Stored data entries:
▬▬▬

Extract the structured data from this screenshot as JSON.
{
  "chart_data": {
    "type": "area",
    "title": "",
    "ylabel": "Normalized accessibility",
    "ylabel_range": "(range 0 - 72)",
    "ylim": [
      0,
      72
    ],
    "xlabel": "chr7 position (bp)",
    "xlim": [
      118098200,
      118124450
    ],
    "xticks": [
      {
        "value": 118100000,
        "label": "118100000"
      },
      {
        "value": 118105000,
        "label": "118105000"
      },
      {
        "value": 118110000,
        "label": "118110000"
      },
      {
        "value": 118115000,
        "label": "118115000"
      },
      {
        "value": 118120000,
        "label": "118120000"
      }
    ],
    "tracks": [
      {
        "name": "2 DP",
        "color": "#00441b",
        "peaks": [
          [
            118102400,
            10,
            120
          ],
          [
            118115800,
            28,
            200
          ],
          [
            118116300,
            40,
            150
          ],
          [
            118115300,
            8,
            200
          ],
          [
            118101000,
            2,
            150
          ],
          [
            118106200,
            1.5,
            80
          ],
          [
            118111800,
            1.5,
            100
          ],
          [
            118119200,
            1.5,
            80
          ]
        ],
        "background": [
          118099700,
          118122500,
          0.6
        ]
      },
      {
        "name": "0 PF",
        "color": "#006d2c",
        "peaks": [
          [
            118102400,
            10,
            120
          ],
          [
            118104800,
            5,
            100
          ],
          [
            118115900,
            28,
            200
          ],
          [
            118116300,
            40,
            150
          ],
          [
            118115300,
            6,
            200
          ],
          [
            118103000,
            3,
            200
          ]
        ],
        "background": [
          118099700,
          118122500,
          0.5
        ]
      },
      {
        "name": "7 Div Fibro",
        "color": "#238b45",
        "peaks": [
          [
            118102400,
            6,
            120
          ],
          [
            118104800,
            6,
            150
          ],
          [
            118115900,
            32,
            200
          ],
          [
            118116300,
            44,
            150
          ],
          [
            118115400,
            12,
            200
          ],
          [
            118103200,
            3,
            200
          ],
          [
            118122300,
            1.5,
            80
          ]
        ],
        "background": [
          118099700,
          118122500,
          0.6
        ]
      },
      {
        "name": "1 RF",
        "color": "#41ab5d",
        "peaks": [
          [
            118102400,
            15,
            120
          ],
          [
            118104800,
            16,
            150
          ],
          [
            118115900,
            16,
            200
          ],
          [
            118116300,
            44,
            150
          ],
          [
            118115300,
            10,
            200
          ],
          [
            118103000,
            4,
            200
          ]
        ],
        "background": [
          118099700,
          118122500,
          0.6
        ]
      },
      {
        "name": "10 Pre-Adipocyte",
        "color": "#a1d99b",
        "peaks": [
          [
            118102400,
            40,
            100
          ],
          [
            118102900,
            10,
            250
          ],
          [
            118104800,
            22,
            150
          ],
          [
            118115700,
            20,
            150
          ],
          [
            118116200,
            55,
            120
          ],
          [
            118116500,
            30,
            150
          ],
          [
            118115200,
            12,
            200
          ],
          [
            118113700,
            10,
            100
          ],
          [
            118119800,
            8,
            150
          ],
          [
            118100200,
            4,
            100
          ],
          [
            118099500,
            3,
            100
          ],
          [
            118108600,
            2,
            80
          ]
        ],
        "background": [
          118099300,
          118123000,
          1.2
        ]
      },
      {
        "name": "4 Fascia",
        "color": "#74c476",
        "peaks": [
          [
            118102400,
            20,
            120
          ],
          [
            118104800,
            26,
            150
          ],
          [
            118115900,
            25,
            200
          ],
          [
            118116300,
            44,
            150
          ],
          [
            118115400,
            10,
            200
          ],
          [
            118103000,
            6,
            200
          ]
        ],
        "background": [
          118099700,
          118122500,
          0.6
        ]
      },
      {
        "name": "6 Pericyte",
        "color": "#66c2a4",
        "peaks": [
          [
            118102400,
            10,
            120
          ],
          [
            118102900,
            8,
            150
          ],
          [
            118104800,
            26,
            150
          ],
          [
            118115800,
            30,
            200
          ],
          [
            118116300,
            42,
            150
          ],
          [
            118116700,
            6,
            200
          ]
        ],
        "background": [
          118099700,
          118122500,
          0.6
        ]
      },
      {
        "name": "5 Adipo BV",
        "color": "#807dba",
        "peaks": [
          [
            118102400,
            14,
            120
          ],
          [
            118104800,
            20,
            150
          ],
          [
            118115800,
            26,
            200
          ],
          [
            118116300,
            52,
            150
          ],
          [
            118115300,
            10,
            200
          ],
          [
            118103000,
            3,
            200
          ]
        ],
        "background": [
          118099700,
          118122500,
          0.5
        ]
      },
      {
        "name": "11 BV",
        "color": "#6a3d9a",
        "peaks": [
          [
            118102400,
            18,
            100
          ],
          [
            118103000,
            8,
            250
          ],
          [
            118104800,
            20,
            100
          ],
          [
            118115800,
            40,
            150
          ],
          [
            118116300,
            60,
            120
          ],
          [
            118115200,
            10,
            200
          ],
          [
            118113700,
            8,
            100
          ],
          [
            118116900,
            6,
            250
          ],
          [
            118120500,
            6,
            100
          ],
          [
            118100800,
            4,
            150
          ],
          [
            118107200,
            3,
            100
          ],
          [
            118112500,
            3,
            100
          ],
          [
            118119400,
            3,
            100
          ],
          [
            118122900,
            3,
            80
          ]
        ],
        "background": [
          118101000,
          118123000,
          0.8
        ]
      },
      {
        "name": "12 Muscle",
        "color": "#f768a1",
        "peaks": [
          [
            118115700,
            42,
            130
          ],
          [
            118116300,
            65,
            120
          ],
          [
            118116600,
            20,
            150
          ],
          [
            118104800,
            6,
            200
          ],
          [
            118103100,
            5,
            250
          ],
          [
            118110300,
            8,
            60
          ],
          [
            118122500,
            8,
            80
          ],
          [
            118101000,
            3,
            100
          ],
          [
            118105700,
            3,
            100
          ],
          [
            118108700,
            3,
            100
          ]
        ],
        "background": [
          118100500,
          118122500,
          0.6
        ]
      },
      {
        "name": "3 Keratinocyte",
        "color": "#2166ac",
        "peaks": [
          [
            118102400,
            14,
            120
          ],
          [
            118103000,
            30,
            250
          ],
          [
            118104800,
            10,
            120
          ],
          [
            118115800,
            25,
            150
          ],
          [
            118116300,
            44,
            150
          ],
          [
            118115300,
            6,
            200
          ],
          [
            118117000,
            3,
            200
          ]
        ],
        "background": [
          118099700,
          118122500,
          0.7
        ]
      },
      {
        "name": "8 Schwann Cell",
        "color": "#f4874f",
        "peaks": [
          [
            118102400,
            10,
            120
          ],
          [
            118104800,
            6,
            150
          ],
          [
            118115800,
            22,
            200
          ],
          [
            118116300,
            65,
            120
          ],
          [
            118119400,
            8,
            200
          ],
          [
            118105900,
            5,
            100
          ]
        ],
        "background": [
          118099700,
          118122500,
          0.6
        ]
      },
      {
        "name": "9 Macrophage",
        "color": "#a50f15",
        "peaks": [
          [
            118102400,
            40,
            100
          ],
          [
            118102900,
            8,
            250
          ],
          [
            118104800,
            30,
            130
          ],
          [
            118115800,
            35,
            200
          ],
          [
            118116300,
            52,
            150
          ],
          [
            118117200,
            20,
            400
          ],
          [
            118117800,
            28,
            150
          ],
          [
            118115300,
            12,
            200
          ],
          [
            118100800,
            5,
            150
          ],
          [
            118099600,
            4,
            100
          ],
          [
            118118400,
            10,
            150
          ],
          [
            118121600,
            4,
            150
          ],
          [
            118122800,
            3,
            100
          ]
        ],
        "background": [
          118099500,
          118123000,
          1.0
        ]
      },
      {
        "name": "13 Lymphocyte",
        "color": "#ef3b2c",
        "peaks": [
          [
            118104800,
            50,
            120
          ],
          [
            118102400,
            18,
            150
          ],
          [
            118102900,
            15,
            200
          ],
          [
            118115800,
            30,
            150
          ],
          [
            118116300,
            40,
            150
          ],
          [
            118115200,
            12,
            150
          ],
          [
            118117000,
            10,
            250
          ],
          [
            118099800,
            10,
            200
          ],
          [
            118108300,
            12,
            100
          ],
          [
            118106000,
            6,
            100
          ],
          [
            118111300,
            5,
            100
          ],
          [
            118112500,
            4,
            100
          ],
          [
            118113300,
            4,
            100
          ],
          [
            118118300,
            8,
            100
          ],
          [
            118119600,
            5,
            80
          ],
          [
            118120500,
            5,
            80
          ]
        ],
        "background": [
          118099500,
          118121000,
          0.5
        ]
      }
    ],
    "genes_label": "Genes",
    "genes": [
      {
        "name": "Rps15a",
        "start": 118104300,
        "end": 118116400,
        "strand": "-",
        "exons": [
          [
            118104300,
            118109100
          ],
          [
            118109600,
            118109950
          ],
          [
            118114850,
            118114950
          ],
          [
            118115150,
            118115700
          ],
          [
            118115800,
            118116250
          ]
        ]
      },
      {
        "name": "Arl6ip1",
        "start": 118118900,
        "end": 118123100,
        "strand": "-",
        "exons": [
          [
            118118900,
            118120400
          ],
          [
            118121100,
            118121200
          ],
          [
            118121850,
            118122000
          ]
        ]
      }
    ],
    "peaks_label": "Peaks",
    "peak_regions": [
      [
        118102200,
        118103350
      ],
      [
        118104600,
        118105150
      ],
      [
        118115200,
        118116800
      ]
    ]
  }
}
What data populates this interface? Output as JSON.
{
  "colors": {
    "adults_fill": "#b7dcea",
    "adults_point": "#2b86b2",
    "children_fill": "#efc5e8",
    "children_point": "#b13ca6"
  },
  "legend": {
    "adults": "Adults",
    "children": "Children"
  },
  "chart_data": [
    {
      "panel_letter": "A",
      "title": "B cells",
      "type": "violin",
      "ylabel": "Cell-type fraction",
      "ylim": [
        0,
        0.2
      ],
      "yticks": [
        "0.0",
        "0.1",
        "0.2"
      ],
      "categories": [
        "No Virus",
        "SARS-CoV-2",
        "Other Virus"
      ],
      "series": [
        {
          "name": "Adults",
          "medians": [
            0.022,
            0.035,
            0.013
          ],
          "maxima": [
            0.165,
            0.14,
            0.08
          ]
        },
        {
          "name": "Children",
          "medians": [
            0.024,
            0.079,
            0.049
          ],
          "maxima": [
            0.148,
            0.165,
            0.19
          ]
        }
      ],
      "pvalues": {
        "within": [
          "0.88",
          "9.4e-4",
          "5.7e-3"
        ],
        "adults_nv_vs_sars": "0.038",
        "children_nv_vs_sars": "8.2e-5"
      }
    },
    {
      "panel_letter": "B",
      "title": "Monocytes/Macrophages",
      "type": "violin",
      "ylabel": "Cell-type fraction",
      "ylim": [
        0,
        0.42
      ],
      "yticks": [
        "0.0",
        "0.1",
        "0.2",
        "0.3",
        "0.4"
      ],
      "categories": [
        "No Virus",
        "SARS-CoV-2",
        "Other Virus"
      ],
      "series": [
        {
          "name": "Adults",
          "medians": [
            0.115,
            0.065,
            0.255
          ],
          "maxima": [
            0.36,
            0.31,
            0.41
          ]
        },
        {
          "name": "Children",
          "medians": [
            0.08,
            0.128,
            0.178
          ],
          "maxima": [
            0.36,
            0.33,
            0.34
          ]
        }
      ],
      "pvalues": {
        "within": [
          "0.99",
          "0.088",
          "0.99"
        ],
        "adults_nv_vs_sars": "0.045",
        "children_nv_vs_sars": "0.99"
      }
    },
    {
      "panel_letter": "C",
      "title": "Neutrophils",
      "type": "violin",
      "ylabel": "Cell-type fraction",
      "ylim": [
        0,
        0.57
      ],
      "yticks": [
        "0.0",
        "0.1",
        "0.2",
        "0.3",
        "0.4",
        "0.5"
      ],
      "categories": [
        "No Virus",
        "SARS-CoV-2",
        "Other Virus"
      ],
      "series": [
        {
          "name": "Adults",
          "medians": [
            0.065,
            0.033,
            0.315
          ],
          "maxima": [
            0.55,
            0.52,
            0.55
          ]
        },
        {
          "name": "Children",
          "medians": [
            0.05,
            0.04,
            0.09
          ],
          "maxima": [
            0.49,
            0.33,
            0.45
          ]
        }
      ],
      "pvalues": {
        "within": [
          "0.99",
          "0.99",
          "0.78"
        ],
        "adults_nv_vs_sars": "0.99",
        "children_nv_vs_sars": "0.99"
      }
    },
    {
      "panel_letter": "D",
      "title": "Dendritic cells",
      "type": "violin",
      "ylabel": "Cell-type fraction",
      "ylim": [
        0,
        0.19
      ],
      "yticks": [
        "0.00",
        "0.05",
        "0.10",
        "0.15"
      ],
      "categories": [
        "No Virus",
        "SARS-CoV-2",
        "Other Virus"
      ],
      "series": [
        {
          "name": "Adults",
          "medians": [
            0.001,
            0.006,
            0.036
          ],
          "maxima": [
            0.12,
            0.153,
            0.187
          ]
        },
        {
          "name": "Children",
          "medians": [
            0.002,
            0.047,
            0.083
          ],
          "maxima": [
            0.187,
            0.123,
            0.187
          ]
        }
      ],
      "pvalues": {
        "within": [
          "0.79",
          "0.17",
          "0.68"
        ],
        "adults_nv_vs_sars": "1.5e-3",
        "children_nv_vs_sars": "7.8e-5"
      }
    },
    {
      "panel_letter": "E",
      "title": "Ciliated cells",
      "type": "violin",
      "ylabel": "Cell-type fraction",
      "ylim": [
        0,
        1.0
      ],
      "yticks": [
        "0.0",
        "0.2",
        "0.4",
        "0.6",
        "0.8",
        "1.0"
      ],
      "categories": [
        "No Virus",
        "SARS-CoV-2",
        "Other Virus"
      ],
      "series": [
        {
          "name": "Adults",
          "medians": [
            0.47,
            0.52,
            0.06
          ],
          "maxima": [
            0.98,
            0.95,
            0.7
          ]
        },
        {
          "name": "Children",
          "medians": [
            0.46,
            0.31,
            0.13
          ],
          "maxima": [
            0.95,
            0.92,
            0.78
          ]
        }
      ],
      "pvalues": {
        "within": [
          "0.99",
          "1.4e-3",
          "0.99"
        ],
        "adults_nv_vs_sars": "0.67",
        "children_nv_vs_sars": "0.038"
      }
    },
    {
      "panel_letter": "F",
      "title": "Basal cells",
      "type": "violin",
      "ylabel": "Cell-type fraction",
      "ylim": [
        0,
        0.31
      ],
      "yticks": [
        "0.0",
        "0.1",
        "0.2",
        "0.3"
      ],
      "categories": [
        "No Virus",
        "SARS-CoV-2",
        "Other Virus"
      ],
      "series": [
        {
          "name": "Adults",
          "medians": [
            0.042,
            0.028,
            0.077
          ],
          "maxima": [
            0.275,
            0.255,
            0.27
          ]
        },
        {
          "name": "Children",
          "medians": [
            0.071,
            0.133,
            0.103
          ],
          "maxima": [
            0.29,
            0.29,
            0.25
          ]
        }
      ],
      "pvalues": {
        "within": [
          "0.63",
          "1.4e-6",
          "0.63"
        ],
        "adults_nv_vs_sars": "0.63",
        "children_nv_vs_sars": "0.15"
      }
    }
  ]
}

▬▬▬

— What is required —
Scan the records above and show every line in which the word "JSON" occurs.

— Written reply —
Extract the structured data from this screenshot as JSON.
What data populates this interface? Output as JSON.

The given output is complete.